(Region boundary data)
______________________________

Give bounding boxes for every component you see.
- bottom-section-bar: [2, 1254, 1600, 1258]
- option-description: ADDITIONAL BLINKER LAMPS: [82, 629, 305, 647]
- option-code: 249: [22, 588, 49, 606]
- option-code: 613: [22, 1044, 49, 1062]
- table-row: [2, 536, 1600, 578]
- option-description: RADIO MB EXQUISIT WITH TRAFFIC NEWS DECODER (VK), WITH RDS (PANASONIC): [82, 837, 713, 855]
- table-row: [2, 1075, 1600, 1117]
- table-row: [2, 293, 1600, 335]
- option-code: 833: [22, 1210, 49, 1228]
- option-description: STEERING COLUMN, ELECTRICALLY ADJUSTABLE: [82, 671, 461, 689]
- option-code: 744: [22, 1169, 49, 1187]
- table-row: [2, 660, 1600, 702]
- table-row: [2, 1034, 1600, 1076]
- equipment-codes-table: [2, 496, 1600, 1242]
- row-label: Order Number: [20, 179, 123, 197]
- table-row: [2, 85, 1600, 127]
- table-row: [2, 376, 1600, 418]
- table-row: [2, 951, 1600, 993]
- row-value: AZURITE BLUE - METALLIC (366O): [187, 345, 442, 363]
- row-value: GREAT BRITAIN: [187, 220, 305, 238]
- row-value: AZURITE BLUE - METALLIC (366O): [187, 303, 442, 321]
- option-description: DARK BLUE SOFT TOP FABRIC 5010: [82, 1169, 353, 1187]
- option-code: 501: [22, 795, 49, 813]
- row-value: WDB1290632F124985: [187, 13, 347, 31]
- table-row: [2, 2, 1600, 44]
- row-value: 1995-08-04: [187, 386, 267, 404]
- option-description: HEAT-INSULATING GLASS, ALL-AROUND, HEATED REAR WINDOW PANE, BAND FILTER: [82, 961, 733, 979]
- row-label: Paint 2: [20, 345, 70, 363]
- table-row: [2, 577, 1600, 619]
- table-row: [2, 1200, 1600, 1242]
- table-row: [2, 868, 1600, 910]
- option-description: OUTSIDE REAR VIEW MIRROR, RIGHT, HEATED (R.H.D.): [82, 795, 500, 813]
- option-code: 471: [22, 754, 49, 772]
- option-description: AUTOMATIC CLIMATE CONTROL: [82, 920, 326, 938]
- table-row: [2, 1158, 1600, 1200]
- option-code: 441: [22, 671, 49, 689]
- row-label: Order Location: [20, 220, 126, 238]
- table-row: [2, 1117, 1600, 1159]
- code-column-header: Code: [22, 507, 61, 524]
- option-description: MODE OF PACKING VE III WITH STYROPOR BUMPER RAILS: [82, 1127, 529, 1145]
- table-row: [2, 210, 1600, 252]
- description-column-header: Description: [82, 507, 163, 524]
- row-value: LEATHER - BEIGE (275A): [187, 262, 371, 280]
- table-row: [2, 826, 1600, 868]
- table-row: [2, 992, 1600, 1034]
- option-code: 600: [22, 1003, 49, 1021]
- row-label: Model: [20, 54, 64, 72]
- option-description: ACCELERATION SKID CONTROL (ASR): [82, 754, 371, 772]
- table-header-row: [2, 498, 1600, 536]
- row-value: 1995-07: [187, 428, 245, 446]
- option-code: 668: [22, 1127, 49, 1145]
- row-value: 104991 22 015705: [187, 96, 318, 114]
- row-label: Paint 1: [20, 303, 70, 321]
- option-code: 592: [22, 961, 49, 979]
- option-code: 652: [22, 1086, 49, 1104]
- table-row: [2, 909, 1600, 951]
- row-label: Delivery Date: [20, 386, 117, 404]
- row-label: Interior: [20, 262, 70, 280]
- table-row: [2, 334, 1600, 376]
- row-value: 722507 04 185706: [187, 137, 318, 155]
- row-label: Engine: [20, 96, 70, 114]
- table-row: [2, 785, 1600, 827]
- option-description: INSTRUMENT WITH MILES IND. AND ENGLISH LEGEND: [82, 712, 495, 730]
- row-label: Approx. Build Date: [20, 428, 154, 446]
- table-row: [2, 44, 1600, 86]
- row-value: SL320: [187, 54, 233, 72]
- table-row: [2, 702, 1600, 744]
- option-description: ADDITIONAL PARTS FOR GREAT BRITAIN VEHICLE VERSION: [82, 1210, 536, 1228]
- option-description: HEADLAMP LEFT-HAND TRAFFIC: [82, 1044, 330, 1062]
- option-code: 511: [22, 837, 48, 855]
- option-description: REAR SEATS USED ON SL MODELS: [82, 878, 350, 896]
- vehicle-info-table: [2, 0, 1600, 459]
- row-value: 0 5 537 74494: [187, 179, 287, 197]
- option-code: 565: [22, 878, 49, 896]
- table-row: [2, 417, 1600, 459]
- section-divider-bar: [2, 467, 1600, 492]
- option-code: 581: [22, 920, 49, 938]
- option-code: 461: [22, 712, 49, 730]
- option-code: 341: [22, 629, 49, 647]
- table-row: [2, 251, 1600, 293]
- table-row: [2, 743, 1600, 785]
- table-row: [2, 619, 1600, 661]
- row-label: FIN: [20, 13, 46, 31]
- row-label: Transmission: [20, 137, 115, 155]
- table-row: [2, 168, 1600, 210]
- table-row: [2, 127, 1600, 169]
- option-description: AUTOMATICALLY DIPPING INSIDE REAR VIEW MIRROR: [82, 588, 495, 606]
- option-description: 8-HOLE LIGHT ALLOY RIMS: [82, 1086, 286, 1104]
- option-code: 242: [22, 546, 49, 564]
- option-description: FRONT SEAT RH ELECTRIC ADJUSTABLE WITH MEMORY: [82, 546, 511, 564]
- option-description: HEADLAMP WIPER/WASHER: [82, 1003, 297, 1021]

______________________________

**What to do:** Please return every line of the items above without changing anything.

**Exercise solution:**
Give bounding boxes for every component you see.
- bottom-section-bar: [2, 1254, 1600, 1258]
- option-description: ADDITIONAL BLINKER LAMPS: [82, 629, 305, 647]
- option-code: 249: [22, 588, 49, 606]
- option-code: 613: [22, 1044, 49, 1062]
- table-row: [2, 536, 1600, 578]
- option-description: RADIO MB EXQUISIT WITH TRAFFIC NEWS DECODER (VK), WITH RDS (PANASONIC): [82, 837, 713, 855]
- table-row: [2, 1075, 1600, 1117]
- table-row: [2, 293, 1600, 335]
- option-code: 833: [22, 1210, 49, 1228]
- option-description: STEERING COLUMN, ELECTRICALLY ADJUSTABLE: [82, 671, 461, 689]
- option-code: 744: [22, 1169, 49, 1187]
- table-row: [2, 660, 1600, 702]
- table-row: [2, 1034, 1600, 1076]
- equipment-codes-table: [2, 496, 1600, 1242]
- row-label: Order Number: [20, 179, 123, 197]
- table-row: [2, 85, 1600, 127]
- table-row: [2, 376, 1600, 418]
- table-row: [2, 951, 1600, 993]
- row-value: AZURITE BLUE - METALLIC (366O): [187, 345, 442, 363]
- row-value: GREAT BRITAIN: [187, 220, 305, 238]
- row-value: AZURITE BLUE - METALLIC (366O): [187, 303, 442, 321]
- option-description: DARK BLUE SOFT TOP FABRIC 5010: [82, 1169, 353, 1187]
- option-code: 501: [22, 795, 49, 813]
- row-value: WDB1290632F124985: [187, 13, 347, 31]
- table-row: [2, 2, 1600, 44]
- row-value: 1995-08-04: [187, 386, 267, 404]
- option-description: HEAT-INSULATING GLASS, ALL-AROUND, HEATED REAR WINDOW PANE, BAND FILTER: [82, 961, 733, 979]
- row-label: Paint 2: [20, 345, 70, 363]
- table-row: [2, 577, 1600, 619]
- table-row: [2, 1200, 1600, 1242]
- table-row: [2, 868, 1600, 910]
- option-description: OUTSIDE REAR VIEW MIRROR, RIGHT, HEATED (R.H.D.): [82, 795, 500, 813]
- option-code: 471: [22, 754, 49, 772]
- option-description: AUTOMATIC CLIMATE CONTROL: [82, 920, 326, 938]
- table-row: [2, 1158, 1600, 1200]
- option-code: 441: [22, 671, 49, 689]
- row-label: Order Location: [20, 220, 126, 238]
- table-row: [2, 1117, 1600, 1159]
- code-column-header: Code: [22, 507, 61, 524]
- option-description: MODE OF PACKING VE III WITH STYROPOR BUMPER RAILS: [82, 1127, 529, 1145]
- table-row: [2, 210, 1600, 252]
- description-column-header: Description: [82, 507, 163, 524]
- row-value: LEATHER - BEIGE (275A): [187, 262, 371, 280]
- table-row: [2, 826, 1600, 868]
- table-row: [2, 992, 1600, 1034]
- option-code: 600: [22, 1003, 49, 1021]
- row-label: Model: [20, 54, 64, 72]
- option-description: ACCELERATION SKID CONTROL (ASR): [82, 754, 371, 772]
- table-header-row: [2, 498, 1600, 536]
- row-value: 1995-07: [187, 428, 245, 446]
- option-code: 668: [22, 1127, 49, 1145]
- row-value: 104991 22 015705: [187, 96, 318, 114]
- row-label: Paint 1: [20, 303, 70, 321]
- option-code: 592: [22, 961, 49, 979]
- option-code: 652: [22, 1086, 49, 1104]
- table-row: [2, 909, 1600, 951]
- row-label: Delivery Date: [20, 386, 117, 404]
- row-label: Interior: [20, 262, 70, 280]
- table-row: [2, 334, 1600, 376]
- row-value: 722507 04 185706: [187, 137, 318, 155]
- row-label: Engine: [20, 96, 70, 114]
- table-row: [2, 785, 1600, 827]
- option-description: INSTRUMENT WITH MILES IND. AND ENGLISH LEGEND: [82, 712, 495, 730]
- row-label: Approx. Build Date: [20, 428, 154, 446]
- table-row: [2, 44, 1600, 86]
- row-value: SL320: [187, 54, 233, 72]
- table-row: [2, 702, 1600, 744]
- option-description: ADDITIONAL PARTS FOR GREAT BRITAIN VEHICLE VERSION: [82, 1210, 536, 1228]
- option-description: HEADLAMP LEFT-HAND TRAFFIC: [82, 1044, 330, 1062]
- option-code: 511: [22, 837, 48, 855]
- option-description: REAR SEATS USED ON SL MODELS: [82, 878, 350, 896]
- vehicle-info-table: [2, 0, 1600, 459]
- row-value: 0 5 537 74494: [187, 179, 287, 197]
- option-code: 565: [22, 878, 49, 896]
- table-row: [2, 417, 1600, 459]
- section-divider-bar: [2, 467, 1600, 492]
- option-code: 581: [22, 920, 49, 938]
- option-code: 461: [22, 712, 49, 730]
- option-code: 341: [22, 629, 49, 647]
- table-row: [2, 251, 1600, 293]
- table-row: [2, 743, 1600, 785]
- table-row: [2, 619, 1600, 661]
- row-label: FIN: [20, 13, 46, 31]
- row-label: Transmission: [20, 137, 115, 155]
- table-row: [2, 168, 1600, 210]
- table-row: [2, 127, 1600, 169]
- option-description: AUTOMATICALLY DIPPING INSIDE REAR VIEW MIRROR: [82, 588, 495, 606]
- option-description: 8-HOLE LIGHT ALLOY RIMS: [82, 1086, 286, 1104]
- option-code: 242: [22, 546, 49, 564]
- option-description: FRONT SEAT RH ELECTRIC ADJUSTABLE WITH MEMORY: [82, 546, 511, 564]
- option-description: HEADLAMP WIPER/WASHER: [82, 1003, 297, 1021]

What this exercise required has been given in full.